Prompt:
Show all lines of the listing that hold the word "allora".

Entries:

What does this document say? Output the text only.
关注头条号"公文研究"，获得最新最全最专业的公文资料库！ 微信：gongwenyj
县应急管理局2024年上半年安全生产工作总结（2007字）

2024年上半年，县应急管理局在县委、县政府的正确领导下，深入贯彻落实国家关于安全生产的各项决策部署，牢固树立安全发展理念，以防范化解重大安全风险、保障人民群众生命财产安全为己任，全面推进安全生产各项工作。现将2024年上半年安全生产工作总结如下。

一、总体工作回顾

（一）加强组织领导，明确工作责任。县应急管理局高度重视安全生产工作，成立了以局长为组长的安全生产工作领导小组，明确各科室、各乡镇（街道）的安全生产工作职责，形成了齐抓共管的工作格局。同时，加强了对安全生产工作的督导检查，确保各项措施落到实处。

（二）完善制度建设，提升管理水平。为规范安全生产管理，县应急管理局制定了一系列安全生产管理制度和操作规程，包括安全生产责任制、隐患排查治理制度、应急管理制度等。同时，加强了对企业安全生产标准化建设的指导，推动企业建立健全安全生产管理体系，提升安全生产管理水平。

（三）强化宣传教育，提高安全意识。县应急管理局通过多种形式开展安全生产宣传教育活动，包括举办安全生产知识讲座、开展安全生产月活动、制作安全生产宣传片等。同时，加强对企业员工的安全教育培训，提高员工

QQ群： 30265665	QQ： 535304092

--

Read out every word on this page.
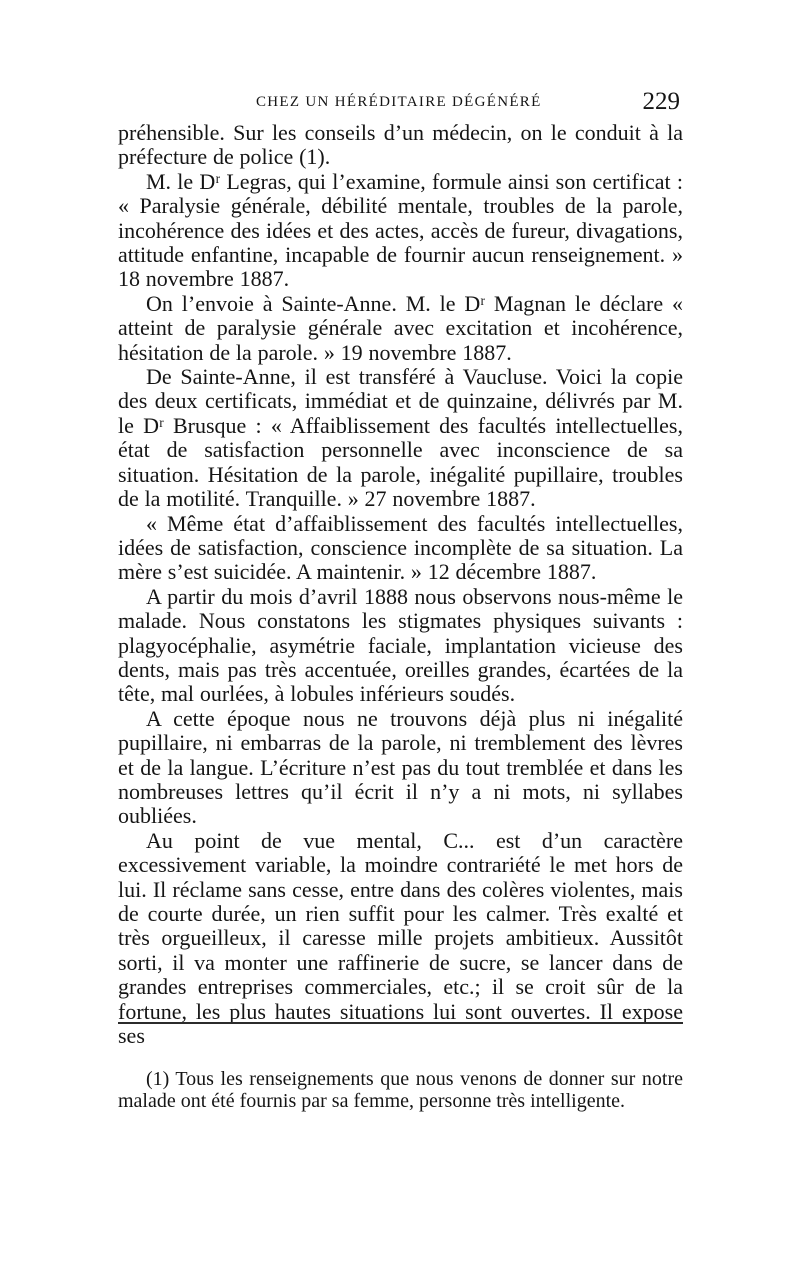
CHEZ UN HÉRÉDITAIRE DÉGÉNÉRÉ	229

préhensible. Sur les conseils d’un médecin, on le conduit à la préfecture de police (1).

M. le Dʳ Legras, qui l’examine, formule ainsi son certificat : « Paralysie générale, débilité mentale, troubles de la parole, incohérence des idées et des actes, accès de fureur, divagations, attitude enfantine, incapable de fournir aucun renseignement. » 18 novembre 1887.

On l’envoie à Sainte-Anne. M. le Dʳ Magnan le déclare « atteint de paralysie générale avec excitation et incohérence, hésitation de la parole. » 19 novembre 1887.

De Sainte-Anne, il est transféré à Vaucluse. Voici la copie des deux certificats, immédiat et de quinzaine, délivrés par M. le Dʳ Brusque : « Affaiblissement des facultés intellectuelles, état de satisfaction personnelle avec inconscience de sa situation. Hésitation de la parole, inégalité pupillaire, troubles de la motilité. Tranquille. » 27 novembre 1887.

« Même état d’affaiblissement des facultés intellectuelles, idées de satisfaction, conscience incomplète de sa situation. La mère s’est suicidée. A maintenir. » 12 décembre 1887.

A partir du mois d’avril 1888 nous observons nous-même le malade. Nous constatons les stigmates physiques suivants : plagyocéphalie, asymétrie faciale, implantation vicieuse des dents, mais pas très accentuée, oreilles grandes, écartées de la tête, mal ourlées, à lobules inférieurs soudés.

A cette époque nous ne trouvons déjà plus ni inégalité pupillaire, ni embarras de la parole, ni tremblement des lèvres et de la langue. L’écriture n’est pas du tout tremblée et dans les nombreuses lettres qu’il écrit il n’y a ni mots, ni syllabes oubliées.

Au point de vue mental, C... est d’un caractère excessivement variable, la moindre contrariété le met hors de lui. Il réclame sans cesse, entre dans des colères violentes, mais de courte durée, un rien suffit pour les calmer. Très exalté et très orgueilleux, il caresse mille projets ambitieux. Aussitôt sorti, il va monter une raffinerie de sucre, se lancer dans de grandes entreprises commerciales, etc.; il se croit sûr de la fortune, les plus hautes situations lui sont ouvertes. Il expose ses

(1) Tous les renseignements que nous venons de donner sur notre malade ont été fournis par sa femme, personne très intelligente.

---

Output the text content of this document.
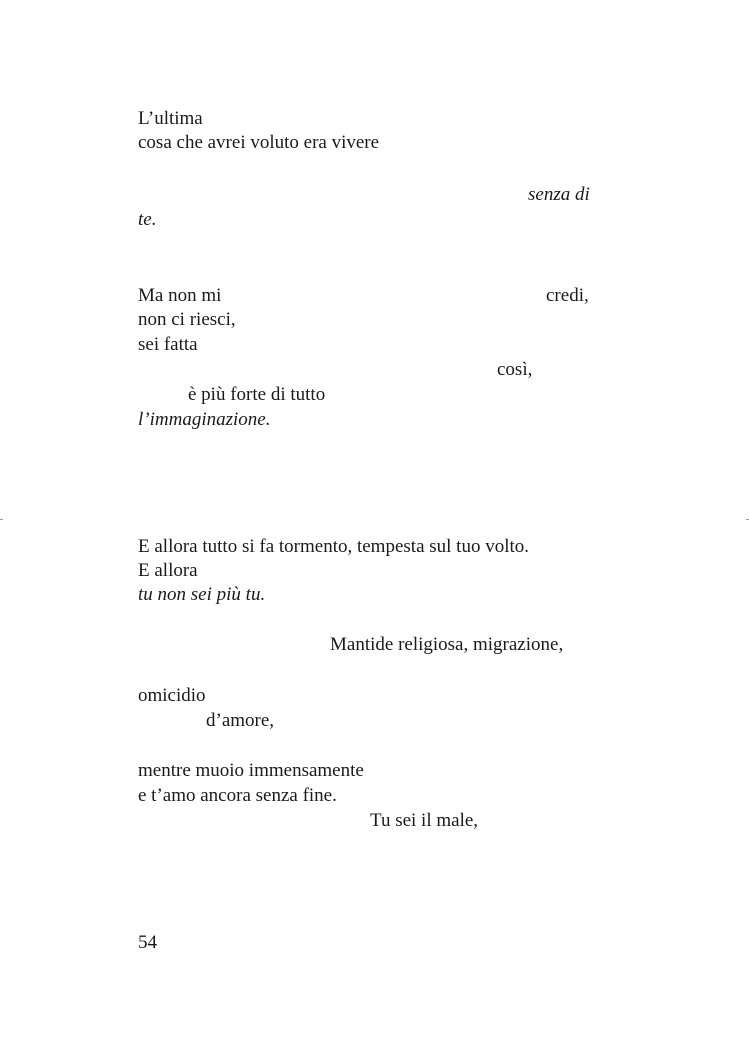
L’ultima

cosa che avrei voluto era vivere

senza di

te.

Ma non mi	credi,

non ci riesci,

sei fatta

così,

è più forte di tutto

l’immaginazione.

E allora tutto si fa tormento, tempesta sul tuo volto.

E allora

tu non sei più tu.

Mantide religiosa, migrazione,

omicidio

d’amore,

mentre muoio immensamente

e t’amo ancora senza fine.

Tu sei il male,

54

The solution:
E allora tutto si fa tormento, tempesta sul tuo volto.
E allora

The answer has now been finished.